__WRITTEN INSTRUCTION__: Go through the lines below. Copy those with "this".

=== MATERIAL SUPPLIED ===

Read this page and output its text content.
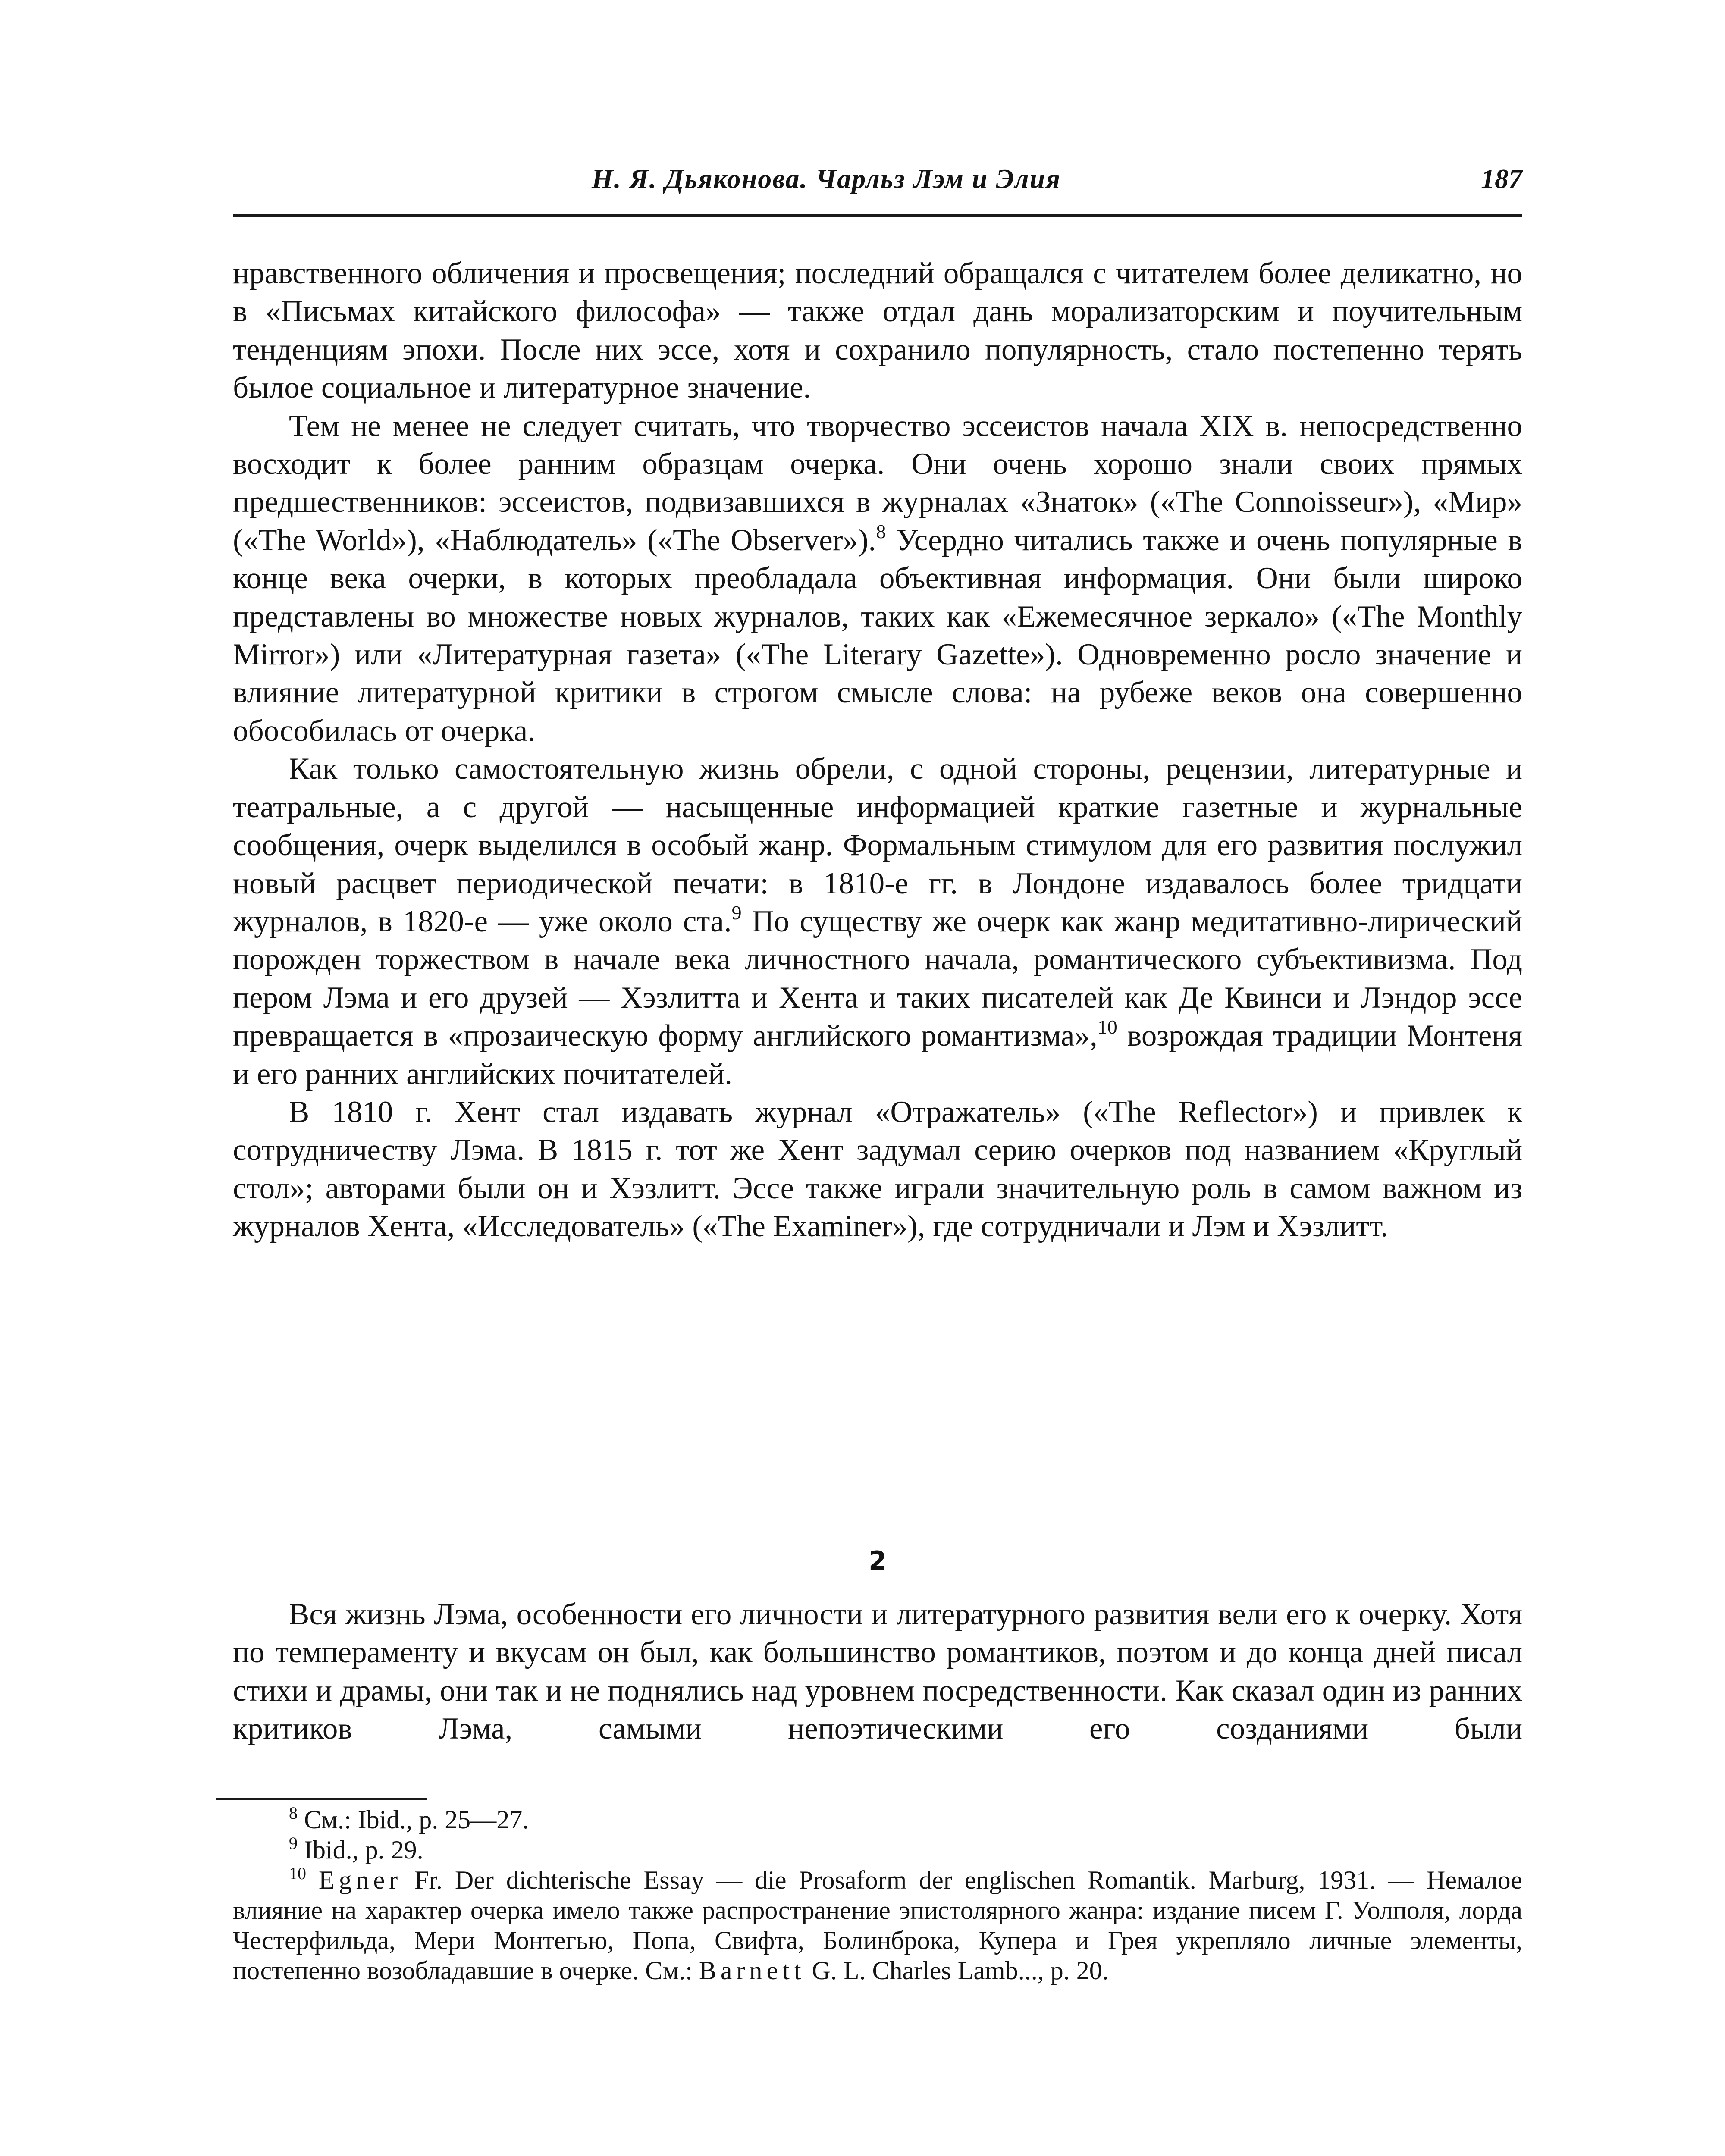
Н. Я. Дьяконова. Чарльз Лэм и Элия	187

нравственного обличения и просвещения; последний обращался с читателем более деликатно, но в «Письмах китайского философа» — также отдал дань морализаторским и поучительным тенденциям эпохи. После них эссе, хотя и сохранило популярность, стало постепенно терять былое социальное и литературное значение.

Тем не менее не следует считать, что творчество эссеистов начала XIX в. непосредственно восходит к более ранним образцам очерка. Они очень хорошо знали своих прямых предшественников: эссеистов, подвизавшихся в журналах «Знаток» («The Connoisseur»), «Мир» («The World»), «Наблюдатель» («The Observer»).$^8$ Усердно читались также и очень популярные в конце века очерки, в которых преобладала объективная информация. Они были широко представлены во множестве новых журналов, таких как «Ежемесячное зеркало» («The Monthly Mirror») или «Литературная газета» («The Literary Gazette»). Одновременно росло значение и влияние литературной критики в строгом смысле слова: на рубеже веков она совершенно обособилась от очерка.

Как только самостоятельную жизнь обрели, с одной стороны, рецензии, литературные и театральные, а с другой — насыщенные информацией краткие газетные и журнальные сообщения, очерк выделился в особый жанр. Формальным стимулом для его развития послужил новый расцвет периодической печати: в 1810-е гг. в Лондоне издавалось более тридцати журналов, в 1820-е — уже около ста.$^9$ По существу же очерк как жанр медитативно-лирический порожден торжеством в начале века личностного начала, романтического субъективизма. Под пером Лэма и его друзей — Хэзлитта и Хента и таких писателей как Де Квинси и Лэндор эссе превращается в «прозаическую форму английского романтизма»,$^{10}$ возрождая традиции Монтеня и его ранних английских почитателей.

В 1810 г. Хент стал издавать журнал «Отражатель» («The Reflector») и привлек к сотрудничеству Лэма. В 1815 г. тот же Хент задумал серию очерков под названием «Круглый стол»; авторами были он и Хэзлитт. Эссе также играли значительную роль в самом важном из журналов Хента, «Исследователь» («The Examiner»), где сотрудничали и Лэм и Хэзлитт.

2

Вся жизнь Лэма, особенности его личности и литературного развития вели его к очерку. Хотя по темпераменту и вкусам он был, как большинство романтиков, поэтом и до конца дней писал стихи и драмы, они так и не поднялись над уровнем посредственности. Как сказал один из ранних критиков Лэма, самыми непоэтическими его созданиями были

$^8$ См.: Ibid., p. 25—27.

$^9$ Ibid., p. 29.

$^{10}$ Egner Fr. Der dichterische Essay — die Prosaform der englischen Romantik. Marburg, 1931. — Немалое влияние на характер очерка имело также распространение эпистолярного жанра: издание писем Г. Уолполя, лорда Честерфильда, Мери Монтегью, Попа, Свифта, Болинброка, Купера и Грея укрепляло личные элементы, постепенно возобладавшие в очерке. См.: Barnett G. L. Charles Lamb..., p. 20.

===
=== MATERIAL SUPPLIED ===

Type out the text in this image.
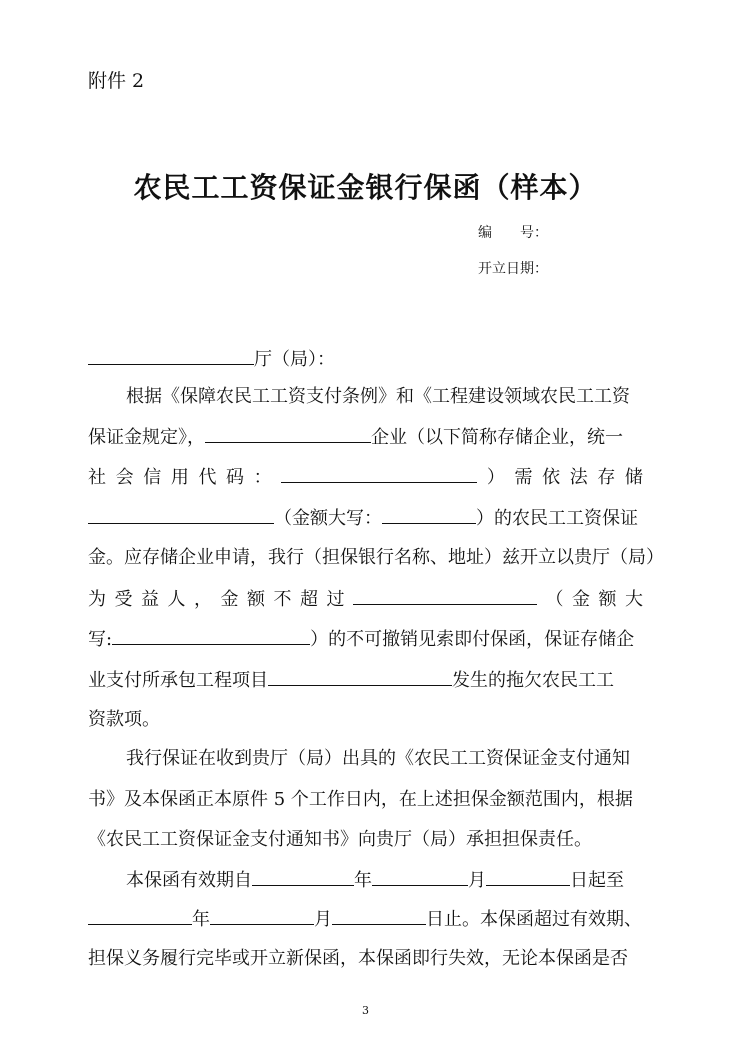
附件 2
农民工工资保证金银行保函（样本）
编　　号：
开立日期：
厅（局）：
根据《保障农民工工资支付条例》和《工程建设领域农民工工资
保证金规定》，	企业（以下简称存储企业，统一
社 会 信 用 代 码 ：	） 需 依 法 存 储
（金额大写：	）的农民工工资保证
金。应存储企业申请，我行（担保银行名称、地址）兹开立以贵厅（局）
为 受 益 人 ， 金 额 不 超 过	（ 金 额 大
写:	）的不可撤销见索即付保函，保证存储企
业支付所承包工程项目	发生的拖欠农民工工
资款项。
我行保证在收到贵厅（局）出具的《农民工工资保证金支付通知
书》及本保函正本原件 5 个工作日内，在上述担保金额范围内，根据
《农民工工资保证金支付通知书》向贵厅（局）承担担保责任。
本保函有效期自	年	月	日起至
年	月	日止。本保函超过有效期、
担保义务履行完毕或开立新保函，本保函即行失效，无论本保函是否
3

===
=== MATERIAL SUPPLIED ===

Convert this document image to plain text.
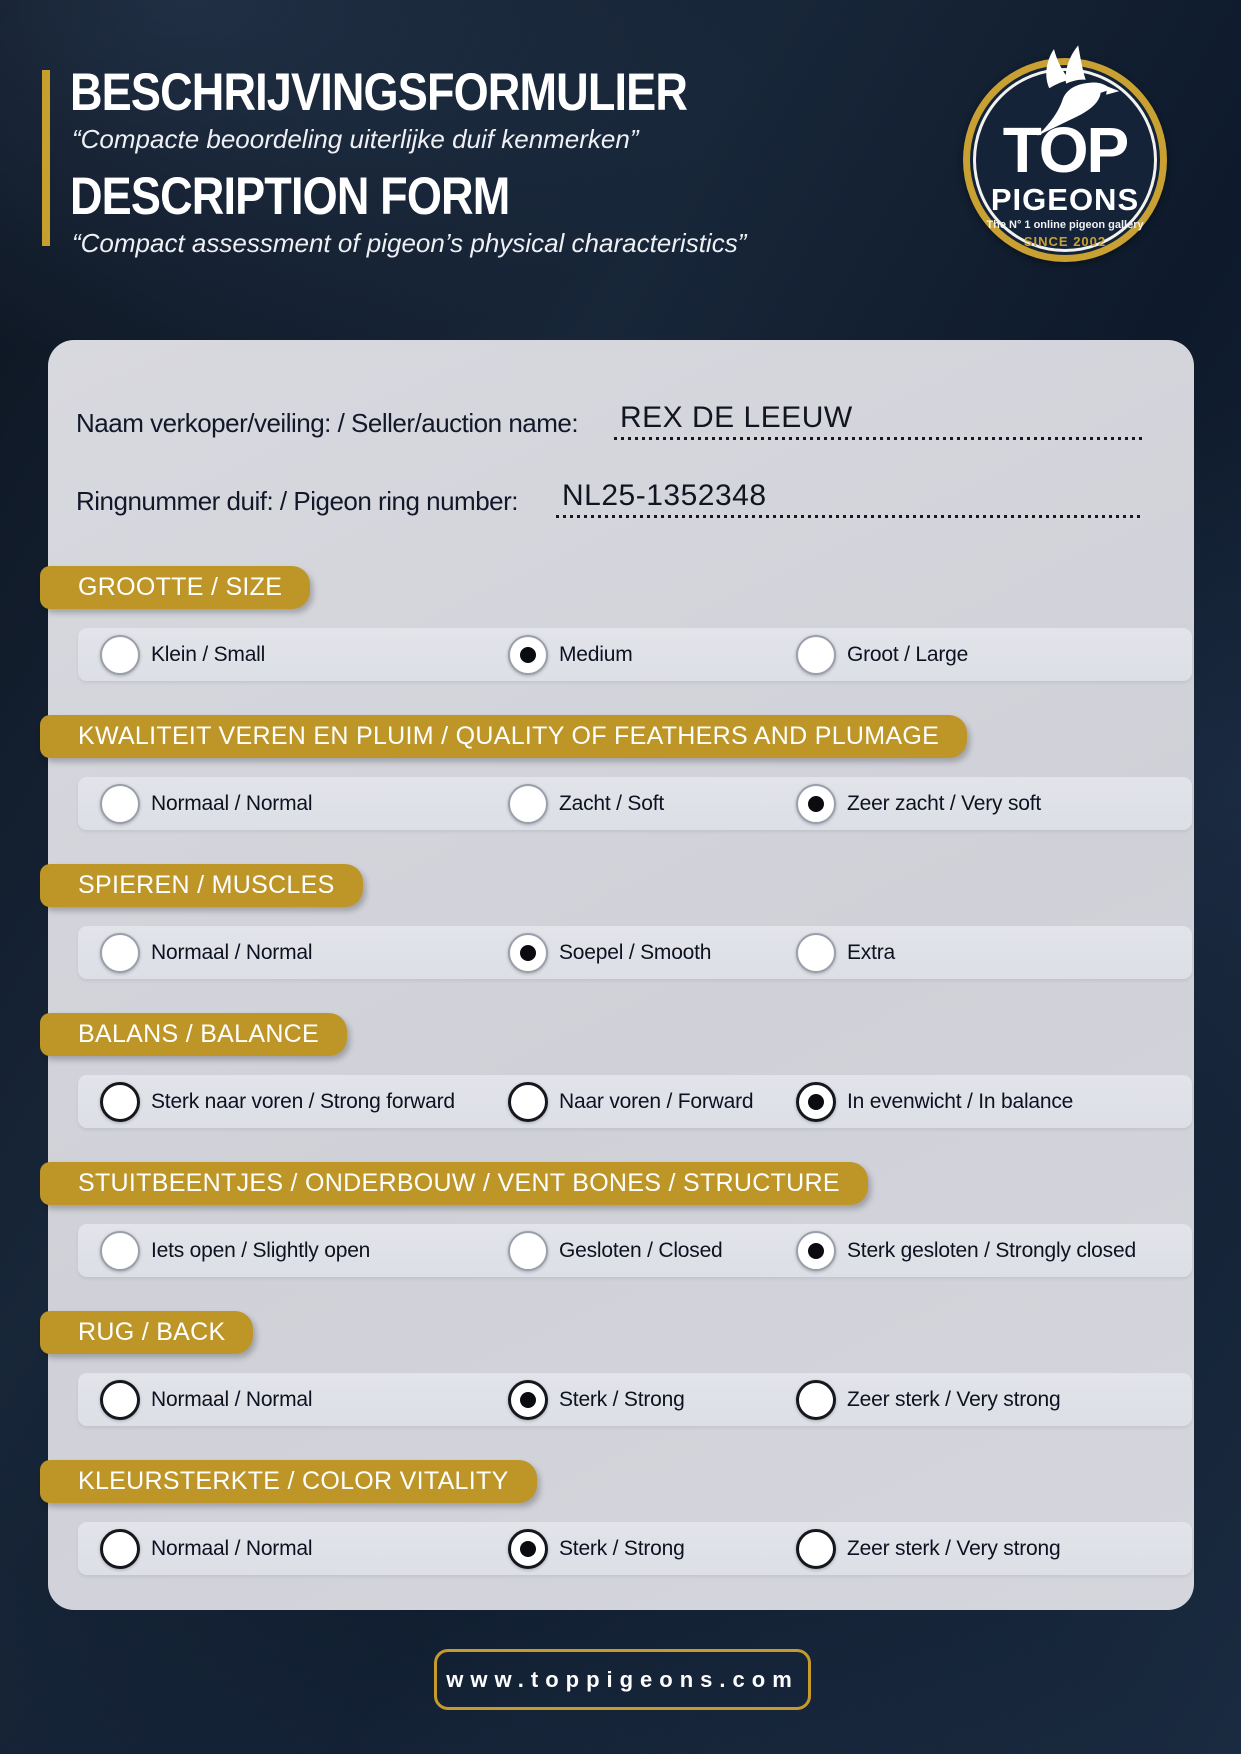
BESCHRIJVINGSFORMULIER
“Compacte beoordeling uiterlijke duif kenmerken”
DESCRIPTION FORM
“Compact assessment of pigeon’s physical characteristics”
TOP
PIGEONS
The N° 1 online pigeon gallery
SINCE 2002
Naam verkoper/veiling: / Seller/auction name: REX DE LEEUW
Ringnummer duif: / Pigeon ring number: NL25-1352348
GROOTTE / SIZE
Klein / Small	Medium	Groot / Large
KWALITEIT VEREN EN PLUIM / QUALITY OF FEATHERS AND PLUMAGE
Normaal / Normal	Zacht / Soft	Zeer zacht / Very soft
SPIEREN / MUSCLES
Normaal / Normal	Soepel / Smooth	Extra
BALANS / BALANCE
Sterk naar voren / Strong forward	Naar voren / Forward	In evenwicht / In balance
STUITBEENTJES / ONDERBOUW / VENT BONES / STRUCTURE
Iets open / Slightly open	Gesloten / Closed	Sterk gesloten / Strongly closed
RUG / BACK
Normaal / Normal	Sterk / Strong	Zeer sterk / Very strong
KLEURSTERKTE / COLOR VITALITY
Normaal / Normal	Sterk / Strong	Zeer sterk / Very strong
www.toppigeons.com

===

__CORRECT OUTPUT__:
Read this page and output its text content.
Type out the text in this image.
Convert this document image to plain text.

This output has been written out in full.